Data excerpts
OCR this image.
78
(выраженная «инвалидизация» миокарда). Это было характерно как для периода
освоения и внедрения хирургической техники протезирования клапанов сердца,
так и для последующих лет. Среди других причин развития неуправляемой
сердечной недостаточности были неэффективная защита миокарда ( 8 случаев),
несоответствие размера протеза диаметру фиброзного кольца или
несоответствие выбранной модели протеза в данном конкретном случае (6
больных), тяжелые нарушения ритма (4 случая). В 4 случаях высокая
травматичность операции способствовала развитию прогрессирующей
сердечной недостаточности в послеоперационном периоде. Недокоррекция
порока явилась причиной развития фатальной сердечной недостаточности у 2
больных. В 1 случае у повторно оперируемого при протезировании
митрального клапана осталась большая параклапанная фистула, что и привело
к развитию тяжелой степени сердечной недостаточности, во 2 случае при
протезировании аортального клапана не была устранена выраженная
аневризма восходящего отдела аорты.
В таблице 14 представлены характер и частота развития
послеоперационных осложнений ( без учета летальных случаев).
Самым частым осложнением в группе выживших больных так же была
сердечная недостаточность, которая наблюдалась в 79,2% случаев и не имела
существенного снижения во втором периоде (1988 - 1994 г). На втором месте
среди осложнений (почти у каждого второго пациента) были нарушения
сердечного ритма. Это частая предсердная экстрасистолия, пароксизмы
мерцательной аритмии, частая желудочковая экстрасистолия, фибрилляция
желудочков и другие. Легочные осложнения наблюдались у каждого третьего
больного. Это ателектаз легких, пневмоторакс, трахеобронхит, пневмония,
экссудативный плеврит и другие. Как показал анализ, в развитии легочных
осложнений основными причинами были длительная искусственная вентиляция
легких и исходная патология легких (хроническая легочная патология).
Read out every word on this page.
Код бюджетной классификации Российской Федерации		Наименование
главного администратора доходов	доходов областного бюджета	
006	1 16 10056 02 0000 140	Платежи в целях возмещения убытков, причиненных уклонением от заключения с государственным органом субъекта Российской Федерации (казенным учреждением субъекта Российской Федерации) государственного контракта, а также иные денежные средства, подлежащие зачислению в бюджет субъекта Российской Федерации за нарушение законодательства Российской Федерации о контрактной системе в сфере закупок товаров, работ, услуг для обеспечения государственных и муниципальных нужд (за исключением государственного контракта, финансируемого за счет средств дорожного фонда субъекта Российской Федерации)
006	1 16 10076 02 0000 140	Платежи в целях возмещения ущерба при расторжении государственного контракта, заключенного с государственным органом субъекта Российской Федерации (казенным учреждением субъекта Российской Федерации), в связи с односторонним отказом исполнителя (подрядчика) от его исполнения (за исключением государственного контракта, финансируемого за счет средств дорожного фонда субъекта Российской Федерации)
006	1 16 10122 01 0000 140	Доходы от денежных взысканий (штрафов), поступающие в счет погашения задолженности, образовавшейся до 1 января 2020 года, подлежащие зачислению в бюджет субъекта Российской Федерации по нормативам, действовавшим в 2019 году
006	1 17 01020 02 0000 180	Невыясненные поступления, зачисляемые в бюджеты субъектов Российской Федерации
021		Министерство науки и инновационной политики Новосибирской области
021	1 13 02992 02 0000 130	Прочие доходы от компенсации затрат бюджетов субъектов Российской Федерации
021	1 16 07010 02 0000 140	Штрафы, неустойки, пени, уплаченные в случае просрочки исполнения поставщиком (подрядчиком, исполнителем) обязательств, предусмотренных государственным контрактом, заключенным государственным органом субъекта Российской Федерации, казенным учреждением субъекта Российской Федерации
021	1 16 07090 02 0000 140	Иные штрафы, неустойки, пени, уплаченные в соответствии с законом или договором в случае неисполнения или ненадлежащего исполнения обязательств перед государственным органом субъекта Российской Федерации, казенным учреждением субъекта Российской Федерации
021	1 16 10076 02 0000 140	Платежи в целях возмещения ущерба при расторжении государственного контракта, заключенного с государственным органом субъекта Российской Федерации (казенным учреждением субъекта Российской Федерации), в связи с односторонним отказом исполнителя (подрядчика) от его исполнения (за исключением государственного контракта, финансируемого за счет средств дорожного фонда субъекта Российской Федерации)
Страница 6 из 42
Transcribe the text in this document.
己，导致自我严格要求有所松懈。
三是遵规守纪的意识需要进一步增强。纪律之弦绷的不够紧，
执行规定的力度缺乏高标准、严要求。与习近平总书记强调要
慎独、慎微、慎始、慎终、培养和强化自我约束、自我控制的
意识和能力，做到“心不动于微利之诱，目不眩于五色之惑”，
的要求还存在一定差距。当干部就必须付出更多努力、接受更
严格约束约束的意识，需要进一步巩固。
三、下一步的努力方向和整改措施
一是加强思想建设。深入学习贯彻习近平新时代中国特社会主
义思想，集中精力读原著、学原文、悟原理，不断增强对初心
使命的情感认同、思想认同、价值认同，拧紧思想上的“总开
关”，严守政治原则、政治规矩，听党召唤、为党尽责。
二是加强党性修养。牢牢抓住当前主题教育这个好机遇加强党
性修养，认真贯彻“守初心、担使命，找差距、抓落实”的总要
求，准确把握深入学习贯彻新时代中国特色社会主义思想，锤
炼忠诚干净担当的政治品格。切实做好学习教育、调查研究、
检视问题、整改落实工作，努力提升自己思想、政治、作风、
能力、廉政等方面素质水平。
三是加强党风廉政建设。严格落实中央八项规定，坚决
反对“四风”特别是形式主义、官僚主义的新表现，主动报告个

> [WHAT YOU HAVE TO DO]: Beginning at the line that holds "Transcribe the text in this document.", reproduce each line of the records above down to and including the last one.

> [SOLUTION TO THE EXERCISE]:
Transcribe the text in this document.
己，导致自我严格要求有所松懈。
三是遵规守纪的意识需要进一步增强。纪律之弦绷的不够紧，
执行规定的力度缺乏高标准、严要求。与习近平总书记强调要
慎独、慎微、慎始、慎终、培养和强化自我约束、自我控制的
意识和能力，做到“心不动于微利之诱，目不眩于五色之惑”，
的要求还存在一定差距。当干部就必须付出更多努力、接受更
严格约束约束的意识，需要进一步巩固。
三、下一步的努力方向和整改措施
一是加强思想建设。深入学习贯彻习近平新时代中国特社会主
义思想，集中精力读原著、学原文、悟原理，不断增强对初心
使命的情感认同、思想认同、价值认同，拧紧思想上的“总开
关”，严守政治原则、政治规矩，听党召唤、为党尽责。
二是加强党性修养。牢牢抓住当前主题教育这个好机遇加强党
性修养，认真贯彻“守初心、担使命，找差距、抓落实”的总要
求，准确把握深入学习贯彻新时代中国特色社会主义思想，锤
炼忠诚干净担当的政治品格。切实做好学习教育、调查研究、
检视问题、整改落实工作，努力提升自己思想、政治、作风、
能力、廉政等方面素质水平。
三是加强党风廉政建设。严格落实中央八项规定，坚决
反对“四风”特别是形式主义、官僚主义的新表现，主动报告个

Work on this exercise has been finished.